Records for the task
┄┄┄┄┄┄

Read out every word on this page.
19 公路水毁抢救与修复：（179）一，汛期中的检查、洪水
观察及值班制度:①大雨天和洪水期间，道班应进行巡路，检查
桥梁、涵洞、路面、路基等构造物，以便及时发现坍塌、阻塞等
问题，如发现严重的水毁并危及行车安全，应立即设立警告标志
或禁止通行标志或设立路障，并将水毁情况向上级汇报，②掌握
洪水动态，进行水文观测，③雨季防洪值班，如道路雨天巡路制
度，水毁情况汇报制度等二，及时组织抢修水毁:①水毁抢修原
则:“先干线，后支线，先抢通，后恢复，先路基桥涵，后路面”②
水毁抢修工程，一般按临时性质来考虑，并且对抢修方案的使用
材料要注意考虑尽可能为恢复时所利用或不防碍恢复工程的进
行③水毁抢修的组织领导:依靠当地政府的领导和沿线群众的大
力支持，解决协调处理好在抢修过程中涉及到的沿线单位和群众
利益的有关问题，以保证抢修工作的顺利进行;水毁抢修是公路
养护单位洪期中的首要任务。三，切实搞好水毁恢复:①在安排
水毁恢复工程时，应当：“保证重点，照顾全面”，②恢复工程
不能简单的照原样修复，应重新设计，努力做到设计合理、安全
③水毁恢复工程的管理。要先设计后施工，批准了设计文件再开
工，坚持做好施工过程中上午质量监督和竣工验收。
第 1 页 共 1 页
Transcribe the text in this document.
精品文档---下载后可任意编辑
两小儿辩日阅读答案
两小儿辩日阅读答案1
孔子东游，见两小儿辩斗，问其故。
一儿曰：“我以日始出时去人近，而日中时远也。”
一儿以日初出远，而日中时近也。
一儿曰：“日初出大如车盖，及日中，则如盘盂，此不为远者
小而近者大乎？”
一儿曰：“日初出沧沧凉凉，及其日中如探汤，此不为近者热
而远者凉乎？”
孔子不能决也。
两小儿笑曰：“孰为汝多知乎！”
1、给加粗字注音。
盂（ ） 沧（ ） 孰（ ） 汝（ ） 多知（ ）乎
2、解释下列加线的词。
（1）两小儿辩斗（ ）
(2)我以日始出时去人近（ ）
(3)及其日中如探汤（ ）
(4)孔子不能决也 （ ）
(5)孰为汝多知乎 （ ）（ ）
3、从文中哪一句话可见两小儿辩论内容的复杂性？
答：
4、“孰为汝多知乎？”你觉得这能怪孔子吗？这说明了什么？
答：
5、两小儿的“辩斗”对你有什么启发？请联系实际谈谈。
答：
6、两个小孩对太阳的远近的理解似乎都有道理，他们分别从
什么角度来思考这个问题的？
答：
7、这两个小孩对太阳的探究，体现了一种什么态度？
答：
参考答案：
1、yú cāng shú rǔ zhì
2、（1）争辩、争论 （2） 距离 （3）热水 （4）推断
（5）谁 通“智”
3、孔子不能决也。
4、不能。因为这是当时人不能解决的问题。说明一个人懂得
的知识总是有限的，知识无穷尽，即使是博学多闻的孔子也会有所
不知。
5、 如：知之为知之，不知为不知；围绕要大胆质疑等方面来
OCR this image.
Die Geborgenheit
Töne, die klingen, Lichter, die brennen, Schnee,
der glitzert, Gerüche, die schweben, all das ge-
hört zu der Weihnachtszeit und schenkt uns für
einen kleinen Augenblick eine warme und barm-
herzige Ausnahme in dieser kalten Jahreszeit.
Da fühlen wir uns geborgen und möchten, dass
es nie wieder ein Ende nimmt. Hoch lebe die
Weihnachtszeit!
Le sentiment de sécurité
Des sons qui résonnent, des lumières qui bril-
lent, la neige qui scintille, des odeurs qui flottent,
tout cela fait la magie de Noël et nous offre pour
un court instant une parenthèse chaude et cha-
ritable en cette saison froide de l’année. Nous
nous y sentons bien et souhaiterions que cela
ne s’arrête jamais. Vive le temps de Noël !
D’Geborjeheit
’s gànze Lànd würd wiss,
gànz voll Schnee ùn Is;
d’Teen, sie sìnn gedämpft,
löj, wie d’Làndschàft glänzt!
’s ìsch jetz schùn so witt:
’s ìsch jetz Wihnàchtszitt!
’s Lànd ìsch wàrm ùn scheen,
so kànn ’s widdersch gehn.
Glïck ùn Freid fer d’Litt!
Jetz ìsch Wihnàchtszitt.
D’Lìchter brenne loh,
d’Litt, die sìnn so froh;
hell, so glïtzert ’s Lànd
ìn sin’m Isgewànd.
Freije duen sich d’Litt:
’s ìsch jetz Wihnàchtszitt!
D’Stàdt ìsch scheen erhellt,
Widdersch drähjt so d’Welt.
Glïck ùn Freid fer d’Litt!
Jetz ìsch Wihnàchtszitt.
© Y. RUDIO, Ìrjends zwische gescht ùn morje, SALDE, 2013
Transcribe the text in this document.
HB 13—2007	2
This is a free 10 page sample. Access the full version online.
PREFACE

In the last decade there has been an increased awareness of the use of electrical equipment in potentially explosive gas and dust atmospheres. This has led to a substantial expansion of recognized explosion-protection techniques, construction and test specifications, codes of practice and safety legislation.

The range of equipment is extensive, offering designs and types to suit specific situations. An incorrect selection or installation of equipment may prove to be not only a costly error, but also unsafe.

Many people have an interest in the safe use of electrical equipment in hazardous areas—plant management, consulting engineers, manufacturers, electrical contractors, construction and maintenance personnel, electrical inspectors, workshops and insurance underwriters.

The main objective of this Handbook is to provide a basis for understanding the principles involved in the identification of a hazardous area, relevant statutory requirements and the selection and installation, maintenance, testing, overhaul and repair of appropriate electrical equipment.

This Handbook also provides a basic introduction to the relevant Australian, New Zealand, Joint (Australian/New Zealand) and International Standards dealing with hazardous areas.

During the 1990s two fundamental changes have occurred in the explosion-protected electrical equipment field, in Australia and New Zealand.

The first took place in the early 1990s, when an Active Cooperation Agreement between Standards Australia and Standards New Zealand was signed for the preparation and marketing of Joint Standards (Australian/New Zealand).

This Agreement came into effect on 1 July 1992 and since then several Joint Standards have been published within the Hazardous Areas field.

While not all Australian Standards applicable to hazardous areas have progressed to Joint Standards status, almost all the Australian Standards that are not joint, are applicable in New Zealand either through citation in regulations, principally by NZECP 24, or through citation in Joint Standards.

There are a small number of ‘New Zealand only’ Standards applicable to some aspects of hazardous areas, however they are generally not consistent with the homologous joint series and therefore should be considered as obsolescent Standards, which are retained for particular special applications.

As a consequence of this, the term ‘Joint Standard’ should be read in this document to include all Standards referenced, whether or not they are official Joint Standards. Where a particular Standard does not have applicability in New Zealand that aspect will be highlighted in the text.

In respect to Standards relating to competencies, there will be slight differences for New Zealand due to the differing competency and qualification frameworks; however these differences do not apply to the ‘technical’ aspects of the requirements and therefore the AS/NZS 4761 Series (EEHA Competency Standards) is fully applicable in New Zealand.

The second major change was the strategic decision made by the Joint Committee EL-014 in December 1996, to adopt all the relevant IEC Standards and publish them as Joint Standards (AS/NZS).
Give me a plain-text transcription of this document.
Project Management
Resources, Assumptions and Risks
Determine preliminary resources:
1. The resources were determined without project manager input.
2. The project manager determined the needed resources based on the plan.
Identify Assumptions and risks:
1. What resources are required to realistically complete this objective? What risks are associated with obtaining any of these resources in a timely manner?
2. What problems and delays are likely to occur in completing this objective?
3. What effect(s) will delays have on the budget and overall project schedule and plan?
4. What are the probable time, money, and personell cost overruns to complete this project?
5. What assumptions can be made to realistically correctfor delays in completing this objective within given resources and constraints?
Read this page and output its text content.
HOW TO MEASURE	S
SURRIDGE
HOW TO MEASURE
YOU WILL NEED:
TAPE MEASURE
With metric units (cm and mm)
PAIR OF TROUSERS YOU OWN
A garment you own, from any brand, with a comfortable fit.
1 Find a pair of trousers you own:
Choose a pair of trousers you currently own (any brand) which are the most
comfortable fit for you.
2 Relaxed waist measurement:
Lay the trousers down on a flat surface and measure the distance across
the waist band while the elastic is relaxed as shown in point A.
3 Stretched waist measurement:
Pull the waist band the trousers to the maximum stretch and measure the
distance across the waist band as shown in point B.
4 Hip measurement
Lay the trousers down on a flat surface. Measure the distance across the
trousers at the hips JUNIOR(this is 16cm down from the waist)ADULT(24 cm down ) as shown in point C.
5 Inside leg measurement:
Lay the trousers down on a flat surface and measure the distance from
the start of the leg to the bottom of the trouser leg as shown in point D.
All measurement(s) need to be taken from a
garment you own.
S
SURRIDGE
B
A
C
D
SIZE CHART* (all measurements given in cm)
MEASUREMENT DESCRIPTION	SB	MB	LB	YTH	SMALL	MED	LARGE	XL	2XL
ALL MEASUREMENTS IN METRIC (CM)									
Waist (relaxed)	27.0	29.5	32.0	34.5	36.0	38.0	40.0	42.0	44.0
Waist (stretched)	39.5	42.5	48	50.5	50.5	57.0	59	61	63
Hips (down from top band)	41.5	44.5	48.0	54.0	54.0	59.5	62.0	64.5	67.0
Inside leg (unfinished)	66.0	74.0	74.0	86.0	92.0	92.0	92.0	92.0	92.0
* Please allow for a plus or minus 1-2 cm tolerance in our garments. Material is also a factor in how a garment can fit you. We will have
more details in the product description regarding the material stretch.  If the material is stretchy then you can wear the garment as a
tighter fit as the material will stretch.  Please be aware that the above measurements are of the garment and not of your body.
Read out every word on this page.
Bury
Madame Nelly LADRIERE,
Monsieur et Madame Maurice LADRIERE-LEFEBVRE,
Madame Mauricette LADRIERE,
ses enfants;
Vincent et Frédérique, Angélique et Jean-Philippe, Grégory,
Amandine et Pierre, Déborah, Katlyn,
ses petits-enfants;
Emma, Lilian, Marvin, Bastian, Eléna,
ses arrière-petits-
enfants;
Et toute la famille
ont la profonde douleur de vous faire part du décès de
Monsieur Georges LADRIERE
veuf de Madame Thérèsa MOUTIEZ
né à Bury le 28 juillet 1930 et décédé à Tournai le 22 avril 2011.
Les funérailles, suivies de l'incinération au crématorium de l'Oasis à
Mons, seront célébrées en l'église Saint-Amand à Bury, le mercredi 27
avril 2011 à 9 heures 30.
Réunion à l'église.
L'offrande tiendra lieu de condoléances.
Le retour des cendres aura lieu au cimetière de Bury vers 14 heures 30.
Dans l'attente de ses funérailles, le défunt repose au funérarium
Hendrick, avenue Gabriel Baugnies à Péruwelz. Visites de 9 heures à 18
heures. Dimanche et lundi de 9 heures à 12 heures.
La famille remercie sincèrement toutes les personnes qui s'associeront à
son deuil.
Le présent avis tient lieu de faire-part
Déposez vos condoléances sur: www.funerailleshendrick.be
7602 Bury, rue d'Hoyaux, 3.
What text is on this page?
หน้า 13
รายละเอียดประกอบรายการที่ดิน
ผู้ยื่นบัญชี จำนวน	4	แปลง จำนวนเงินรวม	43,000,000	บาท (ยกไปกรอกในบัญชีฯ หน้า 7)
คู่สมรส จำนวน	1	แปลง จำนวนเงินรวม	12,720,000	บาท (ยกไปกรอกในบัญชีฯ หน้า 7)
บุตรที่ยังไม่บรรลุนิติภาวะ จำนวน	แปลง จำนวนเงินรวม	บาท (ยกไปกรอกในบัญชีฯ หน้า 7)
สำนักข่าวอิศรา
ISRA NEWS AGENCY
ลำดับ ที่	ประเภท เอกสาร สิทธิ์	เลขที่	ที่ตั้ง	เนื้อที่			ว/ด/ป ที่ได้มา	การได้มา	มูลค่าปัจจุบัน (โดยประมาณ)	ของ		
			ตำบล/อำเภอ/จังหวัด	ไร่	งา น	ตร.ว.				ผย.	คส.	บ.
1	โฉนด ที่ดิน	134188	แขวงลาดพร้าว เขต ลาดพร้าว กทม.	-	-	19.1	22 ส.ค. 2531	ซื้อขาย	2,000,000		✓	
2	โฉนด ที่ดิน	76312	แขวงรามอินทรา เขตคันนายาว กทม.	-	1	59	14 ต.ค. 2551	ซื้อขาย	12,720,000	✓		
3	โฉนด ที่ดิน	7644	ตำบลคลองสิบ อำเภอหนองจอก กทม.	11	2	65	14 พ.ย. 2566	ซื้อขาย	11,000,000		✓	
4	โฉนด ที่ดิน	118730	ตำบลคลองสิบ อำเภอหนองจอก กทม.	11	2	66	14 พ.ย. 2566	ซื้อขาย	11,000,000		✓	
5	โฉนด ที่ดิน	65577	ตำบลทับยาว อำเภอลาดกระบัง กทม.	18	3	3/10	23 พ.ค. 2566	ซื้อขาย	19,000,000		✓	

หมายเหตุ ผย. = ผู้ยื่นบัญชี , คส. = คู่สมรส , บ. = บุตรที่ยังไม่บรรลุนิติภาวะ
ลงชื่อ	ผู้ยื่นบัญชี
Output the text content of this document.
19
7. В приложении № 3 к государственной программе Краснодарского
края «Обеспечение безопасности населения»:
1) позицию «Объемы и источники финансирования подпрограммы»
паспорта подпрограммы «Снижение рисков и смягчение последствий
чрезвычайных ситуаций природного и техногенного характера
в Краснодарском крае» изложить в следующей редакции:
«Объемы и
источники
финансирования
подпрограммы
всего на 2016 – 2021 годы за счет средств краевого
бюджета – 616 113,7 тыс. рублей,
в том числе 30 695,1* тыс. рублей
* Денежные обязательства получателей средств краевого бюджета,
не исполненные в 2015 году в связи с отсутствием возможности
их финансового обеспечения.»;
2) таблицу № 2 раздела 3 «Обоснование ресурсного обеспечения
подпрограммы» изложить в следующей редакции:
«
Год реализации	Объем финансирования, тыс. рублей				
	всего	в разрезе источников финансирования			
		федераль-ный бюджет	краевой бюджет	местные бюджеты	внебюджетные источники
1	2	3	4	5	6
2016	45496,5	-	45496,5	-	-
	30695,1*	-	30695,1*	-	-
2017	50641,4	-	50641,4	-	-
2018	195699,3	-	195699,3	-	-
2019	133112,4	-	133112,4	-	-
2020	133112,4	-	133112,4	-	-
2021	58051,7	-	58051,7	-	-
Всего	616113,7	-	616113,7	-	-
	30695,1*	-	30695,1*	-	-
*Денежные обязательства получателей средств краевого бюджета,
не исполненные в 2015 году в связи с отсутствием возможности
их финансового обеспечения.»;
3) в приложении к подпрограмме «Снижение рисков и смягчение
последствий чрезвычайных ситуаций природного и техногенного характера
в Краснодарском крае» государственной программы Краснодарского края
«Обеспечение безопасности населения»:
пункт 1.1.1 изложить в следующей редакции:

┄┄┄┄┄┄

Task prompt
Return only the number of lines in the data above that include the word "band".

Answer for the task
4